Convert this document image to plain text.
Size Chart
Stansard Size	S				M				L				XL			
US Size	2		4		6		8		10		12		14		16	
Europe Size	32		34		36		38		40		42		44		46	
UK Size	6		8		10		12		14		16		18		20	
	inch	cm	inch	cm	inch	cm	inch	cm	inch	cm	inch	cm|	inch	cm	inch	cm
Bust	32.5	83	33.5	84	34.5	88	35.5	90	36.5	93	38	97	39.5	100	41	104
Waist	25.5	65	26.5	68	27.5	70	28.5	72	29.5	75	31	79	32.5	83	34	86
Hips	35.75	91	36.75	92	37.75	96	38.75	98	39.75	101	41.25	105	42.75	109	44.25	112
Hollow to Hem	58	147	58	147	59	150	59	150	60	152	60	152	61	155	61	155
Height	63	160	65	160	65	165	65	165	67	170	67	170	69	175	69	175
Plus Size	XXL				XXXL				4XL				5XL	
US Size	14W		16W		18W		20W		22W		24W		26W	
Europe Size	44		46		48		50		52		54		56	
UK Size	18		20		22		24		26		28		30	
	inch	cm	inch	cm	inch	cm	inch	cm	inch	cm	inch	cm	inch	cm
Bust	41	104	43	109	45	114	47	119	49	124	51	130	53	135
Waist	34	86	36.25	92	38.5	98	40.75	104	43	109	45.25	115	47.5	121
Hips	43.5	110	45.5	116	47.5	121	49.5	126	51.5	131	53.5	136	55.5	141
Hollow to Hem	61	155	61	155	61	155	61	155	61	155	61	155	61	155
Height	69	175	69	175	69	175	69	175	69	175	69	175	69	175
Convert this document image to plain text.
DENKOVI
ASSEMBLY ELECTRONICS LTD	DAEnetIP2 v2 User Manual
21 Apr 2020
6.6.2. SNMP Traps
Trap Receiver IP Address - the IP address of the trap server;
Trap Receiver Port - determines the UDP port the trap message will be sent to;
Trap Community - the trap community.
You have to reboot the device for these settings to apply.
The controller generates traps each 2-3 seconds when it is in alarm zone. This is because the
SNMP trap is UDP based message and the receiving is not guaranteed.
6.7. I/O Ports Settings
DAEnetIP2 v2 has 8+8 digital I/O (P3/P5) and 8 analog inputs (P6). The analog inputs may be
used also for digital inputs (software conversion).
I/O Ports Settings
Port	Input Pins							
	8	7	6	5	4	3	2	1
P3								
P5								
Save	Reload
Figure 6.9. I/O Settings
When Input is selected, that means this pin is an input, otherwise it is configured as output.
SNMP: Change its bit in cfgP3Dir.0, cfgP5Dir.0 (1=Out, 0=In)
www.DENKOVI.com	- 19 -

◆ ◆ ◆ ◆ ◆ ◆ ◆

**PROBLEM STATEMENT**
Set down all of the records shown above once more, exactly.

**OUTPUT FOR THIS EXERCISE**
Convert this document image to plain text.
Size Chart
Stansard Size	S				M				L				XL			
US Size	2		4		6		8		10		12		14		16	
Europe Size	32		34		36		38		40		42		44		46	
UK Size	6		8		10		12		14		16		18		20	
	inch	cm	inch	cm	inch	cm	inch	cm	inch	cm	inch	cm|	inch	cm	inch	cm
Bust	32.5	83	33.5	84	34.5	88	35.5	90	36.5	93	38	97	39.5	100	41	104
Waist	25.5	65	26.5	68	27.5	70	28.5	72	29.5	75	31	79	32.5	83	34	86
Hips	35.75	91	36.75	92	37.75	96	38.75	98	39.75	101	41.25	105	42.75	109	44.25	112
Hollow to Hem	58	147	58	147	59	150	59	150	60	152	60	152	61	155	61	155
Height	63	160	65	160	65	165	65	165	67	170	67	170	69	175	69	175
Plus Size	XXL				XXXL				4XL				5XL	
US Size	14W		16W		18W		20W		22W		24W		26W	
Europe Size	44		46		48		50		52		54		56	
UK Size	18		20		22		24		26		28		30	
	inch	cm	inch	cm	inch	cm	inch	cm	inch	cm	inch	cm	inch	cm
Bust	41	104	43	109	45	114	47	119	49	124	51	130	53	135
Waist	34	86	36.25	92	38.5	98	40.75	104	43	109	45.25	115	47.5	121
Hips	43.5	110	45.5	116	47.5	121	49.5	126	51.5	131	53.5	136	55.5	141
Hollow to Hem	61	155	61	155	61	155	61	155	61	155	61	155	61	155
Height	69	175	69	175	69	175	69	175	69	175	69	175	69	175
Convert this document image to plain text.
DENKOVI
ASSEMBLY ELECTRONICS LTD	DAEnetIP2 v2 User Manual
21 Apr 2020
6.6.2. SNMP Traps
Trap Receiver IP Address - the IP address of the trap server;
Trap Receiver Port - determines the UDP port the trap message will be sent to;
Trap Community - the trap community.
You have to reboot the device for these settings to apply.
The controller generates traps each 2-3 seconds when it is in alarm zone. This is because the
SNMP trap is UDP based message and the receiving is not guaranteed.
6.7. I/O Ports Settings
DAEnetIP2 v2 has 8+8 digital I/O (P3/P5) and 8 analog inputs (P6). The analog inputs may be
used also for digital inputs (software conversion).
I/O Ports Settings
Port	Input Pins							
	8	7	6	5	4	3	2	1
P3								
P5								
Save	Reload
Figure 6.9. I/O Settings
When Input is selected, that means this pin is an input, otherwise it is configured as output.
SNMP: Change its bit in cfgP3Dir.0, cfgP5Dir.0 (1=Out, 0=In)
www.DENKOVI.com	- 19 -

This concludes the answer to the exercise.